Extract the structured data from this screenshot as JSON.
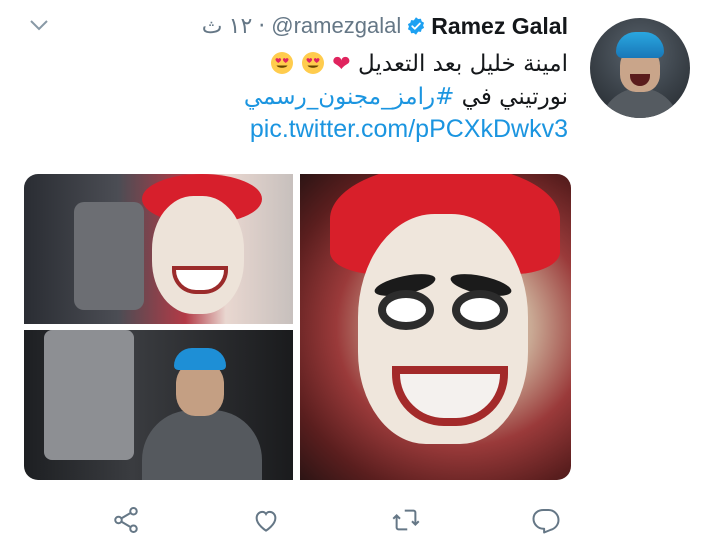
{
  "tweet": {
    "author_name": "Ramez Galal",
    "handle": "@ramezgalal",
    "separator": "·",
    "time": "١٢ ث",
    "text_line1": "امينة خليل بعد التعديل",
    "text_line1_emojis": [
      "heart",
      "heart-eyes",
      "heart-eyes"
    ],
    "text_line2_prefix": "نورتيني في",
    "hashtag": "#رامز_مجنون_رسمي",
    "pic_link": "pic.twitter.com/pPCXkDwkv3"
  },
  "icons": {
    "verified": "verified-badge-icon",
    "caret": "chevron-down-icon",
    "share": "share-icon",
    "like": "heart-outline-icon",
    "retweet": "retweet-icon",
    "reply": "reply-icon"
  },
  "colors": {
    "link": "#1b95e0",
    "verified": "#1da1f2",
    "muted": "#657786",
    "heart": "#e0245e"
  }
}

▶ _YOUR TASK_
Leave out the pictures and retype every line above exactly.

▶ _SOLUTION TO THIS TASK_
Extract the structured data from this screenshot as JSON.
{
  "tweet": {
    "author_name": "Ramez Galal",
    "handle": "@ramezgalal",
    "separator": "·",
    "time": "١٢ ث",
    "text_line1": "امينة خليل بعد التعديل",
    "text_line1_emojis": [
      "heart",
      "heart-eyes",
      "heart-eyes"
    ],
    "text_line2_prefix": "نورتيني في",
    "hashtag": "#رامز_مجنون_رسمي",
    "pic_link": "pic.twitter.com/pPCXkDwkv3"
  },
  "icons": {
    "verified": "verified-badge-icon",
    "caret": "chevron-down-icon",
    "share": "share-icon",
    "like": "heart-outline-icon",
    "retweet": "retweet-icon",
    "reply": "reply-icon"
  },
  "colors": {
    "link": "#1b95e0",
    "verified": "#1da1f2",
    "muted": "#657786",
    "heart": "#e0245e"
  }
}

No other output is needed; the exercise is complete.